Wherever the string "JSON" appears in the listing, copy that line.
**** DATA SUPPLIED ****
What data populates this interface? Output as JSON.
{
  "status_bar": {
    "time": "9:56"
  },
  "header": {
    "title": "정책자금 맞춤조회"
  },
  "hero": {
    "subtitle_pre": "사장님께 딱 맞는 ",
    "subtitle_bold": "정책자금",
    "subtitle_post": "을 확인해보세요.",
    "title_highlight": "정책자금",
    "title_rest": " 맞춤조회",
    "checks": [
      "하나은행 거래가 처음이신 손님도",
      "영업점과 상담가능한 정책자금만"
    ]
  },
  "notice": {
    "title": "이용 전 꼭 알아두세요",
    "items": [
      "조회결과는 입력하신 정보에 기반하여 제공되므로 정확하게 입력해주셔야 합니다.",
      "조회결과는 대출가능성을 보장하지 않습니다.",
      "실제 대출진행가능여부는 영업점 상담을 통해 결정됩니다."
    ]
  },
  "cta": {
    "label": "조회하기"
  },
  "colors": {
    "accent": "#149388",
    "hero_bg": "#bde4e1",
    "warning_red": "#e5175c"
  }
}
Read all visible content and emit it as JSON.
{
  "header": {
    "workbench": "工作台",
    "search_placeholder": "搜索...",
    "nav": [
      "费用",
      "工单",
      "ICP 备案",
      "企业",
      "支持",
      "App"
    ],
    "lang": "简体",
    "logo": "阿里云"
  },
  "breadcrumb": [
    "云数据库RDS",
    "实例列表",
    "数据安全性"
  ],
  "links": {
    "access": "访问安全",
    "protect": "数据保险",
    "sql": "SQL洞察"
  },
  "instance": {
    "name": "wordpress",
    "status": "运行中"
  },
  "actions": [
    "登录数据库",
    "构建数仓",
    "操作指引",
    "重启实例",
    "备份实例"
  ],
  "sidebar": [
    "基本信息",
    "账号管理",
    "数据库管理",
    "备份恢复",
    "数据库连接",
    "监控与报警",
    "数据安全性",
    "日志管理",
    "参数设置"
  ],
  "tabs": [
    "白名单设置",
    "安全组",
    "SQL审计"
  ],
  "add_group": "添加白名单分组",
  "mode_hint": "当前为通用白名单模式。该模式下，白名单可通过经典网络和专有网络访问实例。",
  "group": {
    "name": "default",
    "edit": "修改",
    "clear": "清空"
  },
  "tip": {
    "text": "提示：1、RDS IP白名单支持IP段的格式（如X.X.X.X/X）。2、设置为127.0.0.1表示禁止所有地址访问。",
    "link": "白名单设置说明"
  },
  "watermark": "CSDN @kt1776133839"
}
****
● RESULT OF THIS TASK
What data populates this interface? Output as JSON.
Read all visible content and emit it as JSON.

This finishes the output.